Copy every line of the records below word for word, omitting the pictures.

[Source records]
--- Begin ---

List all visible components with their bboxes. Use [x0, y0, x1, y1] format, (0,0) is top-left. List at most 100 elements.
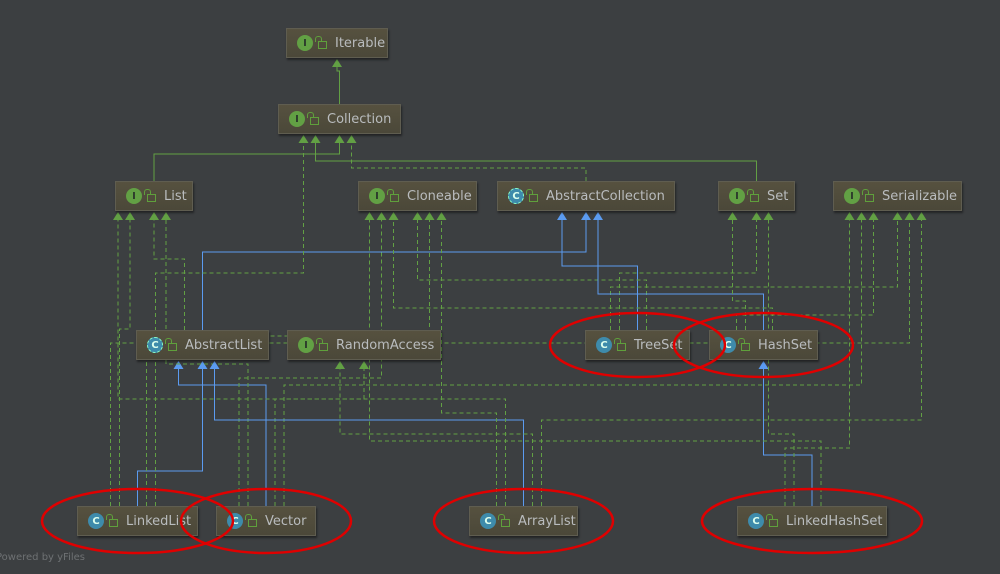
edge-vector-to-randomaccess [274, 368, 365, 506]
node-label: RandomAccess [336, 337, 435, 353]
edge-linkedhashset-to-serializable [784, 219, 850, 506]
interface-icon: I [369, 188, 385, 204]
node-abstractcollection[interactable]: C AbstractCollection [497, 181, 675, 211]
node-serializable[interactable]: I Serializable [833, 181, 962, 211]
class-icon: C [508, 188, 524, 204]
node-linkedlist[interactable]: C LinkedList [77, 506, 198, 536]
node-label: LinkedHashSet [786, 513, 883, 529]
arrowhead [727, 212, 738, 220]
public-lock-icon [766, 514, 778, 527]
edge-hashset-to-serializable [736, 219, 874, 330]
interface-icon: I [297, 35, 313, 51]
node-iterable[interactable]: I Iterable [286, 28, 388, 58]
arrowhead [364, 212, 375, 220]
node-treeset[interactable]: C TreeSet [585, 330, 690, 360]
public-lock-icon [307, 112, 319, 125]
public-lock-icon [526, 189, 538, 202]
class-icon: C [88, 513, 104, 529]
node-label: Serializable [882, 188, 958, 204]
footer-text: Powered by yFiles [0, 552, 85, 563]
arrowhead [334, 135, 345, 143]
edge-abstractlist-to-abstractcollection [202, 219, 587, 330]
node-collection[interactable]: I Collection [278, 104, 401, 134]
class-icon: C [227, 513, 243, 529]
arrowhead [763, 212, 774, 220]
arrowhead [844, 212, 855, 220]
class-icon: C [480, 513, 496, 529]
interface-icon: I [289, 111, 305, 127]
public-lock-icon [315, 36, 327, 49]
edge-arraylist-to-randomaccess [339, 368, 533, 506]
arrowhead [149, 212, 159, 220]
interface-icon: I [844, 188, 860, 204]
edge-linkedhashset-to-hashset [763, 368, 813, 506]
edge-hashset-to-abstractcollection [597, 219, 764, 330]
node-label: Vector [265, 513, 307, 529]
arrowhead [581, 212, 591, 220]
interface-icon: I [126, 188, 142, 204]
edge-treeset-to-set [619, 219, 757, 330]
edge-abstractlist-to-list [153, 219, 185, 330]
arrowhead [161, 212, 171, 220]
node-cloneable[interactable]: I Cloneable [358, 181, 477, 211]
node-hashset[interactable]: C HashSet [709, 330, 818, 360]
arrowhead [904, 212, 915, 220]
edge-treeset-to-cloneable [417, 219, 647, 330]
node-label: AbstractList [185, 337, 263, 353]
edge-linkedlist-to-serializable [110, 219, 910, 506]
node-label: ArrayList [518, 513, 576, 529]
edge-arraylist-to-list [117, 219, 506, 506]
node-linkedhashset[interactable]: C LinkedHashSet [737, 506, 887, 536]
arrowhead [332, 59, 342, 67]
arrowhead [388, 212, 399, 220]
arrowhead [197, 361, 208, 369]
public-lock-icon [106, 514, 118, 527]
arrowhead [868, 212, 879, 220]
node-label: Iterable [335, 35, 386, 51]
edge-hashset-to-cloneable [393, 219, 773, 330]
arrowhead [892, 212, 903, 220]
node-label: HashSet [758, 337, 813, 353]
public-lock-icon [614, 338, 626, 351]
arrowhead [436, 212, 447, 220]
arrowhead [751, 212, 762, 220]
arrowhead [557, 212, 567, 220]
arrowhead [113, 212, 123, 220]
public-lock-icon [245, 514, 257, 527]
node-label: TreeSet [634, 337, 683, 353]
arrowhead [209, 361, 220, 369]
class-icon: C [748, 513, 764, 529]
node-label: Set [767, 188, 789, 204]
arrowhead [359, 361, 369, 369]
edge-set-to-collection [315, 142, 757, 181]
public-lock-icon [747, 189, 759, 202]
node-label: Collection [327, 111, 392, 127]
node-list[interactable]: I List [115, 181, 193, 211]
arrowhead [424, 212, 435, 220]
edge-linkedlist-to-abstractlist [137, 368, 203, 506]
node-label: AbstractCollection [546, 188, 665, 204]
public-lock-icon [144, 189, 156, 202]
arrowhead [856, 212, 867, 220]
arrowhead [346, 135, 357, 143]
edge-vector-to-abstractlist [178, 368, 267, 506]
arrowhead [593, 212, 603, 220]
public-lock-icon [738, 338, 750, 351]
node-vector[interactable]: C Vector [216, 506, 316, 536]
node-label: Cloneable [407, 188, 472, 204]
node-label: List [164, 188, 187, 204]
arrowhead [412, 212, 423, 220]
node-label: LinkedList [126, 513, 192, 529]
edge-hashset-to-set [732, 219, 746, 330]
edge-list-to-collection [153, 142, 340, 181]
arrowhead [376, 212, 387, 220]
arrowhead [335, 361, 345, 369]
node-randomaccess[interactable]: I RandomAccess [287, 330, 441, 360]
edge-treeset-to-serializable [610, 219, 898, 330]
node-arraylist[interactable]: C ArrayList [469, 506, 578, 536]
edge-linkedhashset-to-cloneable [369, 219, 822, 506]
node-set[interactable]: I Set [718, 181, 795, 211]
node-abstractlist[interactable]: C AbstractList [136, 330, 269, 360]
interface-icon: I [729, 188, 745, 204]
edge-vector-to-cloneable [238, 219, 382, 506]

--- End ---

### Exercise solution:
List all visible components with their bboxes. Use [x0, y0, x1, y1] format, (0,0) is top-left. List at most 100 elements.
edge-vector-to-randomaccess [274, 368, 365, 506]
node-label: RandomAccess [336, 337, 435, 353]
edge-linkedhashset-to-serializable [784, 219, 850, 506]
interface-icon: I [369, 188, 385, 204]
node-abstractcollection[interactable]: C AbstractCollection [497, 181, 675, 211]
node-serializable[interactable]: I Serializable [833, 181, 962, 211]
class-icon: C [508, 188, 524, 204]
node-linkedlist[interactable]: C LinkedList [77, 506, 198, 536]
node-label: LinkedHashSet [786, 513, 883, 529]
arrowhead [727, 212, 738, 220]
public-lock-icon [766, 514, 778, 527]
edge-hashset-to-serializable [736, 219, 874, 330]
interface-icon: I [297, 35, 313, 51]
node-iterable[interactable]: I Iterable [286, 28, 388, 58]
arrowhead [364, 212, 375, 220]
node-treeset[interactable]: C TreeSet [585, 330, 690, 360]
public-lock-icon [307, 112, 319, 125]
public-lock-icon [526, 189, 538, 202]
class-icon: C [88, 513, 104, 529]
node-label: Serializable [882, 188, 958, 204]
footer-text: Powered by yFiles [0, 552, 85, 563]
arrowhead [334, 135, 345, 143]
edge-abstractlist-to-abstractcollection [202, 219, 587, 330]
node-collection[interactable]: I Collection [278, 104, 401, 134]
class-icon: C [227, 513, 243, 529]
arrowhead [763, 212, 774, 220]
arrowhead [844, 212, 855, 220]
class-icon: C [480, 513, 496, 529]
interface-icon: I [289, 111, 305, 127]
public-lock-icon [315, 36, 327, 49]
edge-arraylist-to-randomaccess [339, 368, 533, 506]
arrowhead [149, 212, 159, 220]
interface-icon: I [844, 188, 860, 204]
edge-linkedhashset-to-hashset [763, 368, 813, 506]
edge-hashset-to-abstractcollection [597, 219, 764, 330]
node-label: Vector [265, 513, 307, 529]
arrowhead [581, 212, 591, 220]
interface-icon: I [126, 188, 142, 204]
edge-treeset-to-set [619, 219, 757, 330]
edge-abstractlist-to-list [153, 219, 185, 330]
arrowhead [161, 212, 171, 220]
node-cloneable[interactable]: I Cloneable [358, 181, 477, 211]
node-hashset[interactable]: C HashSet [709, 330, 818, 360]
arrowhead [904, 212, 915, 220]
edge-treeset-to-cloneable [417, 219, 647, 330]
node-label: AbstractList [185, 337, 263, 353]
edge-linkedlist-to-serializable [110, 219, 910, 506]
node-label: ArrayList [518, 513, 576, 529]
edge-arraylist-to-list [117, 219, 506, 506]
node-linkedhashset[interactable]: C LinkedHashSet [737, 506, 887, 536]
arrowhead [332, 59, 342, 67]
arrowhead [388, 212, 399, 220]
arrowhead [197, 361, 208, 369]
public-lock-icon [106, 514, 118, 527]
arrowhead [868, 212, 879, 220]
node-label: Iterable [335, 35, 386, 51]
edge-hashset-to-cloneable [393, 219, 773, 330]
arrowhead [892, 212, 903, 220]
node-label: HashSet [758, 337, 813, 353]
public-lock-icon [614, 338, 626, 351]
arrowhead [436, 212, 447, 220]
arrowhead [751, 212, 762, 220]
arrowhead [557, 212, 567, 220]
arrowhead [113, 212, 123, 220]
public-lock-icon [245, 514, 257, 527]
node-label: TreeSet [634, 337, 683, 353]
arrowhead [209, 361, 220, 369]
class-icon: C [748, 513, 764, 529]
node-label: Set [767, 188, 789, 204]
arrowhead [359, 361, 369, 369]
edge-set-to-collection [315, 142, 757, 181]
public-lock-icon [747, 189, 759, 202]
node-label: Collection [327, 111, 392, 127]
node-list[interactable]: I List [115, 181, 193, 211]
arrowhead [424, 212, 435, 220]
edge-linkedlist-to-abstractlist [137, 368, 203, 506]
node-label: AbstractCollection [546, 188, 665, 204]
public-lock-icon [144, 189, 156, 202]
arrowhead [856, 212, 867, 220]
arrowhead [346, 135, 357, 143]
edge-vector-to-abstractlist [178, 368, 267, 506]
arrowhead [593, 212, 603, 220]
public-lock-icon [738, 338, 750, 351]
node-vector[interactable]: C Vector [216, 506, 316, 536]
node-label: Cloneable [407, 188, 472, 204]
node-label: List [164, 188, 187, 204]
arrowhead [412, 212, 423, 220]
node-label: LinkedList [126, 513, 192, 529]
edge-hashset-to-set [732, 219, 746, 330]
edge-list-to-collection [153, 142, 340, 181]
arrowhead [376, 212, 387, 220]
arrowhead [335, 361, 345, 369]
node-randomaccess[interactable]: I RandomAccess [287, 330, 441, 360]
edge-treeset-to-serializable [610, 219, 898, 330]
node-arraylist[interactable]: C ArrayList [469, 506, 578, 536]
edge-linkedhashset-to-cloneable [369, 219, 822, 506]
node-set[interactable]: I Set [718, 181, 795, 211]
node-abstractlist[interactable]: C AbstractList [136, 330, 269, 360]
interface-icon: I [729, 188, 745, 204]
edge-vector-to-cloneable [238, 219, 382, 506]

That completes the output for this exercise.